(Dataset records)
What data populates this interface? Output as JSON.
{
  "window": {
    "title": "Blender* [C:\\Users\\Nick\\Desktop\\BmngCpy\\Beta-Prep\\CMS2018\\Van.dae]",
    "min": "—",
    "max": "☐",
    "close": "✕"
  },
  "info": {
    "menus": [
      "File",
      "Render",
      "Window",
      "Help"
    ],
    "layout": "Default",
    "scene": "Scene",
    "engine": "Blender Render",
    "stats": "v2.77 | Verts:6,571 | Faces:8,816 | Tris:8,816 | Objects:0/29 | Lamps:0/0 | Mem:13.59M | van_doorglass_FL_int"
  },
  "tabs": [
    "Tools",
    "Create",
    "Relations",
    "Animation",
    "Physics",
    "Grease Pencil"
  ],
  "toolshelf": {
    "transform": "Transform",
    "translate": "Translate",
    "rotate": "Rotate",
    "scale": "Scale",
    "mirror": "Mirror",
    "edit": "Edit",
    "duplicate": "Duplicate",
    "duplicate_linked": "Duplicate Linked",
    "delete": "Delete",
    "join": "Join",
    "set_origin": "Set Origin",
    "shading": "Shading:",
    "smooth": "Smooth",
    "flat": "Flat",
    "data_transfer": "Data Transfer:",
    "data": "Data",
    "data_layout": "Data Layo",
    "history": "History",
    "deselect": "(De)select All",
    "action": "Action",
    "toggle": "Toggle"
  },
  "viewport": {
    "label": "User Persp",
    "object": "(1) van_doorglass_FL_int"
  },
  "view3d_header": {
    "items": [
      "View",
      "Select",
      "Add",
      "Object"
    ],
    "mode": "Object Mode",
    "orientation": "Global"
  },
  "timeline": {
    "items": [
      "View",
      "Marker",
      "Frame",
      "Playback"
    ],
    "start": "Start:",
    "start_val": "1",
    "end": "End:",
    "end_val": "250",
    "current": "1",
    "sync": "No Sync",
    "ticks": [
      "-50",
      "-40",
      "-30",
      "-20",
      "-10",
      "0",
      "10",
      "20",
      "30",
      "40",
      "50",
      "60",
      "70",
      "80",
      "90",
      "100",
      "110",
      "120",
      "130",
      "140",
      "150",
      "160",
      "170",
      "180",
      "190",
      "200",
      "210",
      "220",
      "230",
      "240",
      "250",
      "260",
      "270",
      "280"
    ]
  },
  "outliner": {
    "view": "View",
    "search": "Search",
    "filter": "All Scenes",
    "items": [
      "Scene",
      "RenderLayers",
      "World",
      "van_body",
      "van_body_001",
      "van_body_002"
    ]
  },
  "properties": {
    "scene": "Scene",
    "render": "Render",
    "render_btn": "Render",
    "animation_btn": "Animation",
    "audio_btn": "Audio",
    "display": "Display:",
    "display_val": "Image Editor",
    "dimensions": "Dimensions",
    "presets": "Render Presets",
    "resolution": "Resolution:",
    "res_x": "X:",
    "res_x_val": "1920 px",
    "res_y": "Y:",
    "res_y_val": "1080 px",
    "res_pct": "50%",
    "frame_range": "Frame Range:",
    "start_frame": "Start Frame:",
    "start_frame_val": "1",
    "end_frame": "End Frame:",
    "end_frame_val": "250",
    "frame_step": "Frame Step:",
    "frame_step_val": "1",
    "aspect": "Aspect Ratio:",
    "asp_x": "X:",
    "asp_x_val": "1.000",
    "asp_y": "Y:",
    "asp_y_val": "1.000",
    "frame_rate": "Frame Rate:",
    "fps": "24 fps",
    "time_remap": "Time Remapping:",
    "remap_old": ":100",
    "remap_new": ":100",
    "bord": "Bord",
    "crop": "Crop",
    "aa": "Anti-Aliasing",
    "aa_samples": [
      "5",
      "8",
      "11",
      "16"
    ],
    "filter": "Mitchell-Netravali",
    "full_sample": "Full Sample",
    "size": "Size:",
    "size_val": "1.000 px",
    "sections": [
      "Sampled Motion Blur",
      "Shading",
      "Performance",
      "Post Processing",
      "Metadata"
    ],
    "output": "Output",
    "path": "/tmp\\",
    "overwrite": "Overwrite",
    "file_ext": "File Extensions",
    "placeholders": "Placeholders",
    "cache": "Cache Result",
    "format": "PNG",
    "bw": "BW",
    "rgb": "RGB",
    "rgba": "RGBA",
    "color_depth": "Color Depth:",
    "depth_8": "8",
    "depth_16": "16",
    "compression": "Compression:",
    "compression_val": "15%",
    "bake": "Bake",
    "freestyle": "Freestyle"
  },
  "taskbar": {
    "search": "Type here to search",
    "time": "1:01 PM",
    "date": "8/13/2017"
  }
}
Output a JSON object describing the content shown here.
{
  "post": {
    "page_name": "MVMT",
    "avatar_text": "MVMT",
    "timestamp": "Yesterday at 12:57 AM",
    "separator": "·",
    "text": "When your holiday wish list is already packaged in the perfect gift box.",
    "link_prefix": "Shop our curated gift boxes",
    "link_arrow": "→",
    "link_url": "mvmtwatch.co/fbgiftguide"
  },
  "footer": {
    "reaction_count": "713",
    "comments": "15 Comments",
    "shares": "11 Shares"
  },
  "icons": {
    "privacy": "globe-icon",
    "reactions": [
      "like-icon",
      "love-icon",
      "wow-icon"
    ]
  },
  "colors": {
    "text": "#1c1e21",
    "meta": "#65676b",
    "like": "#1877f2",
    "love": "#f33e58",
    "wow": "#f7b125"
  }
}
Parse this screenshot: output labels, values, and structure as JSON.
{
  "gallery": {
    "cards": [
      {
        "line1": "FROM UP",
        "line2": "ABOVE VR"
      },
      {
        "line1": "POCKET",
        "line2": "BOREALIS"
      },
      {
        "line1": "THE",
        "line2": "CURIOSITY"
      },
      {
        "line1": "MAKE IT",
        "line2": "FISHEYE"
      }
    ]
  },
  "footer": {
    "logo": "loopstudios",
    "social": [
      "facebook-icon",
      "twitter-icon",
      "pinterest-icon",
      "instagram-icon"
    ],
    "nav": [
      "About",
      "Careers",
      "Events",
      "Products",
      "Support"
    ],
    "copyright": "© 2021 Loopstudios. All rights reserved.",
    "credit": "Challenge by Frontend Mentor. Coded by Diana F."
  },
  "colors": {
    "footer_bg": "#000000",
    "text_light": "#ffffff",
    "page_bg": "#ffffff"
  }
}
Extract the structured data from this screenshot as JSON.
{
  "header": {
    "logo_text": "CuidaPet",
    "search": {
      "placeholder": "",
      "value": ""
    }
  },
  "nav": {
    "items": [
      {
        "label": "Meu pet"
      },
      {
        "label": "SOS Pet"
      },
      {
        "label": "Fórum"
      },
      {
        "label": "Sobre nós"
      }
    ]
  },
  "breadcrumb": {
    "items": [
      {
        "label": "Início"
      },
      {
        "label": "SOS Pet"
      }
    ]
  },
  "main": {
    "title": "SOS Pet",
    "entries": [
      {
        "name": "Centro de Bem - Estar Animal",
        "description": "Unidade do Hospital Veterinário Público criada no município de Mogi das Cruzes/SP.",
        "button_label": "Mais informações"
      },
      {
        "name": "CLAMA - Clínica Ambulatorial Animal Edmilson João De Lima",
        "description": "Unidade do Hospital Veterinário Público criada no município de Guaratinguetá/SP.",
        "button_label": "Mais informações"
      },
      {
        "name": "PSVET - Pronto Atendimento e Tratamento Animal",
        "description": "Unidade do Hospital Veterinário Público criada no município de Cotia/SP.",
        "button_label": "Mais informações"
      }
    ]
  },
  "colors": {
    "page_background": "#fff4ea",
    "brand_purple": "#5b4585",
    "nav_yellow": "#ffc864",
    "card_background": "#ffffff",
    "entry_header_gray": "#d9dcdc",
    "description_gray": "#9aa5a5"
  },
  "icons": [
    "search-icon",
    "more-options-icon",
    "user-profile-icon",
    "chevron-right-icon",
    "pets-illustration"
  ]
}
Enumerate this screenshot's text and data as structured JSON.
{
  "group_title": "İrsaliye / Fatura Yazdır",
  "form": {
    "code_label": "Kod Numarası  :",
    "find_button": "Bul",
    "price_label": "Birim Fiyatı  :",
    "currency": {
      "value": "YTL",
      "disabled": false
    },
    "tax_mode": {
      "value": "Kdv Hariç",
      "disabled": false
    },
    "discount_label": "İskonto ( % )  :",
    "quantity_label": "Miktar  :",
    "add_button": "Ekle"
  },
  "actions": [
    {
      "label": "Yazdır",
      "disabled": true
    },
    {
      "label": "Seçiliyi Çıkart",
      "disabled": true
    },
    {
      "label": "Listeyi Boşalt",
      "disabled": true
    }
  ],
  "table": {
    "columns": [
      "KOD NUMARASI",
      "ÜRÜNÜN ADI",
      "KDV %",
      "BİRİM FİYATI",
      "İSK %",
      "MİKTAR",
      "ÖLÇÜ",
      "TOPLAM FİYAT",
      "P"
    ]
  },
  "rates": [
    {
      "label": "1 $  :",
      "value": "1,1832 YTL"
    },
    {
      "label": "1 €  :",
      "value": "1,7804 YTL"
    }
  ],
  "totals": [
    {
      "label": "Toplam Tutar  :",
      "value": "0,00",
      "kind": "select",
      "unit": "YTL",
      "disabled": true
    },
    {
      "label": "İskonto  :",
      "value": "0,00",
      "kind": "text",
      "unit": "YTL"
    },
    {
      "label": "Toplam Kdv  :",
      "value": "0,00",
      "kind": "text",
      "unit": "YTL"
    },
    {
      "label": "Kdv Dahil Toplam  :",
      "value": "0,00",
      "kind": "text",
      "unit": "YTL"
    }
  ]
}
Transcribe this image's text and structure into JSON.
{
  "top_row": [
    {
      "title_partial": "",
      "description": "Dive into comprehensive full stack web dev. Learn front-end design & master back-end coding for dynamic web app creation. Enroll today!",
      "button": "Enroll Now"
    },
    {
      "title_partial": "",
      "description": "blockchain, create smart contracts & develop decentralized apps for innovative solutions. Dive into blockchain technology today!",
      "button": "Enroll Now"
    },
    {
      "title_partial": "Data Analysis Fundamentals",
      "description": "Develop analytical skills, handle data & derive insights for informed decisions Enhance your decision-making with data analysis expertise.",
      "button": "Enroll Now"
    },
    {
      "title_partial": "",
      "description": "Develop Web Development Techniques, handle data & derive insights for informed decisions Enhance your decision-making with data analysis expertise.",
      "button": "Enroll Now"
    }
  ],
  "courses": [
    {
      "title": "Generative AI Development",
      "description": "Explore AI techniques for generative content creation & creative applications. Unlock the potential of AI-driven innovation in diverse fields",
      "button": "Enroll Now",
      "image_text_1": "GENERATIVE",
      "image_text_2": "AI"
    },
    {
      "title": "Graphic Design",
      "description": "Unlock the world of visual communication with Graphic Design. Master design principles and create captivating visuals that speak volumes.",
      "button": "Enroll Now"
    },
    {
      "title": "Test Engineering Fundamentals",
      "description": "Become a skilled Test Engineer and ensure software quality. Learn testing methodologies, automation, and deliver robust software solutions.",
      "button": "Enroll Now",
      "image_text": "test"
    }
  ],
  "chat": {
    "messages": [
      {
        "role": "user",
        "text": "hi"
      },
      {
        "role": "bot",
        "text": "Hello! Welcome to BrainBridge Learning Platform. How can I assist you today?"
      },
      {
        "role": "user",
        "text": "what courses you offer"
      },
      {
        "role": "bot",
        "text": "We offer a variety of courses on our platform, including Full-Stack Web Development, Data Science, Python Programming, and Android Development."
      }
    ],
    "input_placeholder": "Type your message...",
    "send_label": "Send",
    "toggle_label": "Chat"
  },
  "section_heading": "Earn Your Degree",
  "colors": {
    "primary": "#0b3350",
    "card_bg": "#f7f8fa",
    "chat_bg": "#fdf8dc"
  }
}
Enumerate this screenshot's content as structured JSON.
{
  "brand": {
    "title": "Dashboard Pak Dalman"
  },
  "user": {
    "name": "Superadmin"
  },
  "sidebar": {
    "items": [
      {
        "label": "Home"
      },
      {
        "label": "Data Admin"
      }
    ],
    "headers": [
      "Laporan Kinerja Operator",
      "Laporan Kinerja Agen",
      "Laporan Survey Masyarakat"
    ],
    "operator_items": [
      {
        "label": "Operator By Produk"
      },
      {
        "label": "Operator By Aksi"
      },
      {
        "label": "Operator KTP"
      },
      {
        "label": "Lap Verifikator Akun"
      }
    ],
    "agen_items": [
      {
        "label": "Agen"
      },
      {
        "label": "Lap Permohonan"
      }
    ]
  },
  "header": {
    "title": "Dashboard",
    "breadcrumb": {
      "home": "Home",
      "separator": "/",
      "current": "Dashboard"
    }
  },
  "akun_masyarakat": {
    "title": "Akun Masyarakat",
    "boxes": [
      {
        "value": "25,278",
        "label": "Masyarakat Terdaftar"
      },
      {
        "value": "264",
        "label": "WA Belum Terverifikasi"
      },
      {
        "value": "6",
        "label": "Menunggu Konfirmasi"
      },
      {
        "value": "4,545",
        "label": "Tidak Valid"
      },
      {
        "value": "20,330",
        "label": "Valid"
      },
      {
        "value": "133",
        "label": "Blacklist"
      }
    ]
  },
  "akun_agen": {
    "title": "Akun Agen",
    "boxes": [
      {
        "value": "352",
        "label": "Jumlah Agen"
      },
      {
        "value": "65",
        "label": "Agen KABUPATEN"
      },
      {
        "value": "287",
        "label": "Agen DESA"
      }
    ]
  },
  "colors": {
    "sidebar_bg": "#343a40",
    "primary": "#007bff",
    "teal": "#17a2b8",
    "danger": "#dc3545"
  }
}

Aim
Of the lines in the data, how many contain the word "here"? Provide the number and nothing further.

Solution
2